Enunciado 1: Reproduz palavra por palavra as linhas dos registos, desde a que contém "book-page: Zygmunt WODZICKI" até à que contém "page-number: 72 [146, 1192, 175, 1216]", incluindo ambas.

Excerto para ler:
▼

Nas primeiras levas de prisioneiros enviados para o Tarrafal encontravam-se muitos dos participantes nas greves do 18 de Janeiro de 1934, levadas a cabo pelos vidreiros da Marinha Grande, aquando da fascização dos sindicatos e da revolta dos marinheiros de 8 de Setembro de 1936.

No Campo do Tarrafal, muitos dos presos não tinham sido julgados, outros, há muito haviam cumprido as sua penas.

O tempo total de prisão dos 340 presos que passaram pelo Tarrafal somou dois mil anos, cinco meses e onze dias.

Dois mil anos de vida sacrificados num campo de paludismo e morte!

Este passou a ser um Monumento de grande significado para os democratas portugueses, visto que ele só foi possível porque houve em Portugal o 25 de Abril e porque o Tarrafal e os seus mortos não devem ser - não podem ser - jamais esquecidos pelos antifascistas.

O Tarrafal e os que lá sofreram e morreram devem continuar a ser lembrados por todos os democratas, homens e mulheres, que querem continuar a viver em democracia e liberdade, e não mais ver o seu país submetido a um regime de opressão e de tortura.

É sempre oportuno relembrar e mencionar esta data, aqui, no cemitério do Alto de São João, onde estão os restos mortais destes homens a quem muito devemos.
Muito se tem já dito e escrito sobre o campo de concentração do Tarrafal, mas nunca será de mais insistir, até para que o não esqueçamos, naquilo que foi uma das expressões mais refinadas da cruel repressão a que durante os quarenta e oito anos de fascismo esteve submetido o povo português, particularmente aqueles que mais ativamente resistiram.

O campo de concentração do Tarrafal foi um cemitério não só dos mortos que lá ficaram até ao momento em que num acto de devida e justa homenagem do povo português os seus camaradas de luta e cativeiro os trouxeram para Portugal, como foi também, um cemitério dos vivos que lá viveram e resistiram à morte.

O campo de concentração do Tarrafal foi feito pelo fascismo deliberadamente para matar. Claro que podemos também dizer, num outro sentido, que a existência do Tarrafal, como de outras prisões e lugares de tortura do fascismo, são um testemunho doloroso - mas vivo - que deve continuar vivo na nossa memória -, da resistência e da luta do povo português, luta que ao longo de décadas ajudou decisivamente a criar as condições que tornaram possível o 25 de Abril.

A democracia é obra dos democratas. Ela é uma sua conquista,e tem de ser objecto constante da sua defesa. Há quem diga que só se conhece bem o valor da liberdade depois de a termos perdido.

Ora nós, democratas portugueses, conhecemo-lo bem, pois a perdemos durante quarenta e oito anos.

Sabemos que corre no mundo tentativas de reescrever a história, distorcer a realidade dos acontecimentos, e regista-se também em Portugal uma campanha insidiosa que visa o branqueamento do fascismo, dos crimes cometidos pelos regimes fascistas, e das raízes, interesses e forças sociais a quem os regimes fascistas servem.

É uma campanha que visa abrir terreno à ofensiva das forças mais reacionárias do capitalismo e do imperialismo contra os direitos, liberdades e garantias alcançadas pelos povos com as grandes lutas e vitórias revolucionárias do Século XX, e que o 25 de Abril fez também chegar a Portugal.

▲

Enunciado 2: Cita sem qualquer alteração o trecho do excerto sobre o Tarrafal que vai de "Muito se tem" até "mais ativamente resistiram.".

[Excertos de um conjunto de anotações de layout]
▼

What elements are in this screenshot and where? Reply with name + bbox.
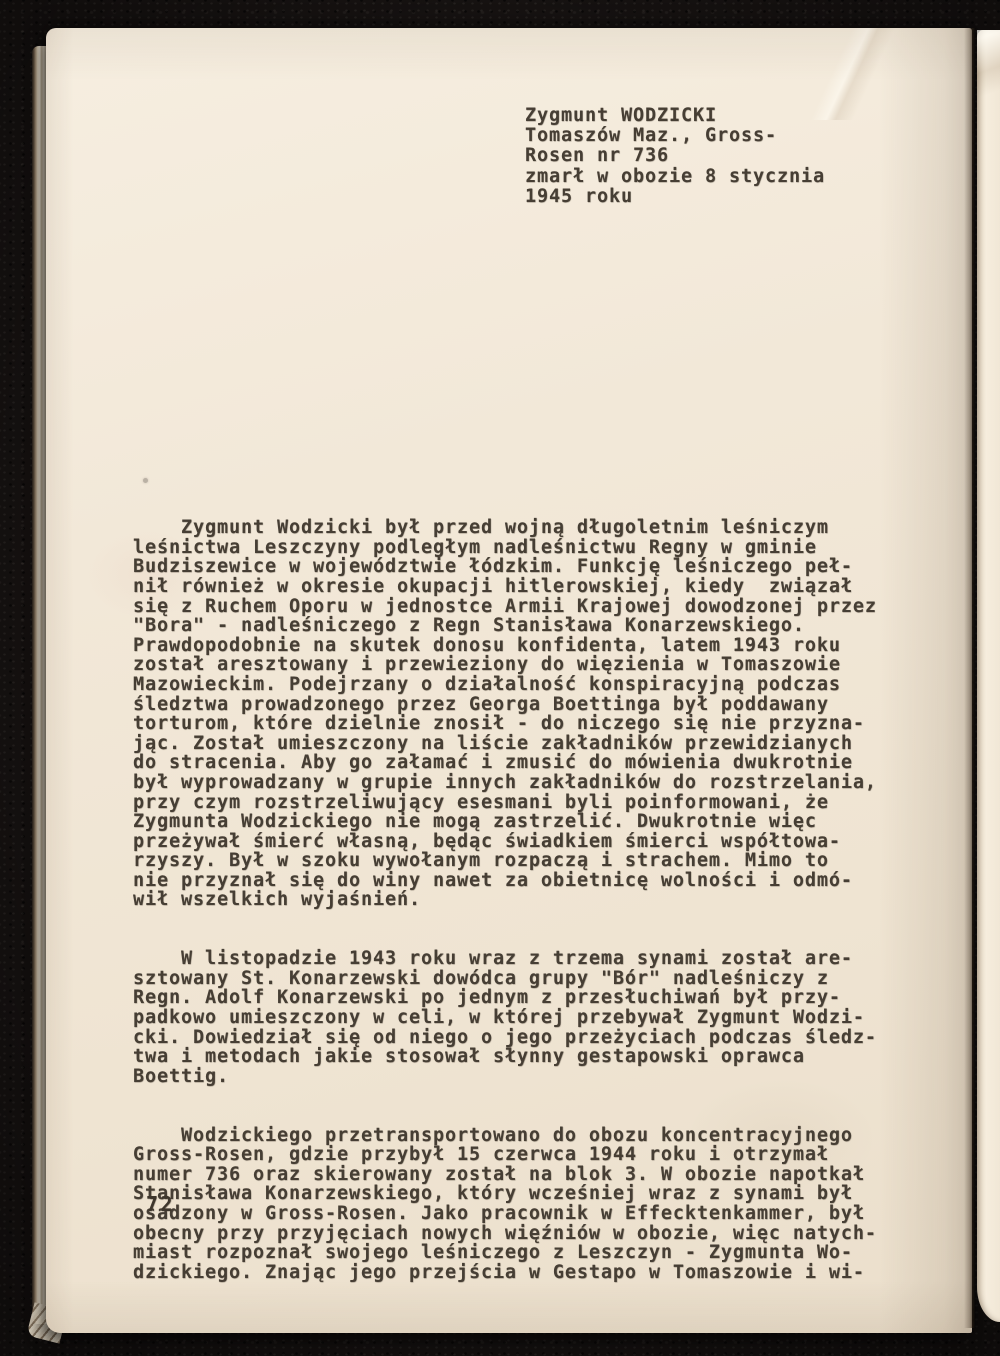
book-page: Zygmunt WODZICKI Tomaszów Maz., Gross- R… [46, 28, 972, 1333]
paragraph-biography: Zygmunt Wodzicki był przed wojną długole… [133, 518, 877, 910]
paragraph-arrest: W listopadzie 1943 roku wraz z trzema sy… [133, 949, 877, 1086]
page-number: 72 [146, 1192, 175, 1216]
paragraph-camp: Wodzickiego przetransportowano do obozu … [133, 1126, 877, 1283]
body-text: Zygmunt Wodzicki był przed wojną długole… [133, 479, 877, 1322]
victim-header: Zygmunt WODZICKI Tomaszów Maz., Gross- R… [525, 106, 825, 207]
next-page-edge [977, 30, 1000, 1322]
photo-backdrop: Zygmunt WODZICKI Tomaszów Maz., Gross- R… [0, 0, 1000, 1356]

▲

Resposta correta 1:
book-page: Zygmunt WODZICKI Tomaszów Maz., Gross- R… [46, 28, 972, 1333]
paragraph-biography: Zygmunt Wodzicki był przed wojną długole… [133, 518, 877, 910]
paragraph-arrest: W listopadzie 1943 roku wraz z trzema sy… [133, 949, 877, 1086]
page-number: 72 [146, 1192, 175, 1216]

Resposta correta 2:
Muito se tem já dito e escrito sobre o campo de concentração do Tarrafal, mas nunca será de mais insistir, até para que o não esqueçamos, naquilo que foi uma das expressões mais refinadas da cruel repressão a que durante os quarenta e oito anos de fascismo esteve submetido o povo português, particularmente aqueles que mais ativamente resistiram.